*Exercise prompt:*
Copy out the data below verbatim.

*Data entries:*
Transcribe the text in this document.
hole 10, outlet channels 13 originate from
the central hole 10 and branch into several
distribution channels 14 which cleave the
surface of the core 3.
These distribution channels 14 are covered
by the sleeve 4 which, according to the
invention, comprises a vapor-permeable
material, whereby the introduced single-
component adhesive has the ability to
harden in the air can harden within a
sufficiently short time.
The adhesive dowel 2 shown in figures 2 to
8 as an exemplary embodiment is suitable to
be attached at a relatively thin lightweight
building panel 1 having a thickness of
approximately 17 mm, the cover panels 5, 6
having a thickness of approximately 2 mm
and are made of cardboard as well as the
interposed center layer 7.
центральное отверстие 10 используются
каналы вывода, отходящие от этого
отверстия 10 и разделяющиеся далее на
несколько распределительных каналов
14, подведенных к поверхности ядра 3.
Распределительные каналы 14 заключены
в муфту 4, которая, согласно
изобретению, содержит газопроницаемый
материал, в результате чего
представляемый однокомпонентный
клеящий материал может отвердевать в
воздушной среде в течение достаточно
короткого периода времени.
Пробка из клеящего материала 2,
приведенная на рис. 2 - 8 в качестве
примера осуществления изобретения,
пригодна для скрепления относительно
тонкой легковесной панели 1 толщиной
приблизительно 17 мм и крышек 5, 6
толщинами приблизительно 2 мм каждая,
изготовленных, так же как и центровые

*Reply:*
Transcribe the text in this document.
hole 10, outlet channels 13 originate from
the central hole 10 and branch into several
distribution channels 14 which cleave the
surface of the core 3.
These distribution channels 14 are covered
by the sleeve 4 which, according to the
invention, comprises a vapor-permeable
material, whereby the introduced single-
component adhesive has the ability to
harden in the air can harden within a
sufficiently short time.
The adhesive dowel 2 shown in figures 2 to
8 as an exemplary embodiment is suitable to
be attached at a relatively thin lightweight
building panel 1 having a thickness of
approximately 17 mm, the cover panels 5, 6
having a thickness of approximately 2 mm
and are made of cardboard as well as the
interposed center layer 7.
центральное отверстие 10 используются
каналы вывода, отходящие от этого
отверстия 10 и разделяющиеся далее на
несколько распределительных каналов
14, подведенных к поверхности ядра 3.
Распределительные каналы 14 заключены
в муфту 4, которая, согласно
изобретению, содержит газопроницаемый
материал, в результате чего
представляемый однокомпонентный
клеящий материал может отвердевать в
воздушной среде в течение достаточно
короткого периода времени.
Пробка из клеящего материала 2,
приведенная на рис. 2 - 8 в качестве
примера осуществления изобретения,
пригодна для скрепления относительно
тонкой легковесной панели 1 толщиной
приблизительно 17 мм и крышек 5, 6
толщинами приблизительно 2 мм каждая,
изготовленных, так же как и центровые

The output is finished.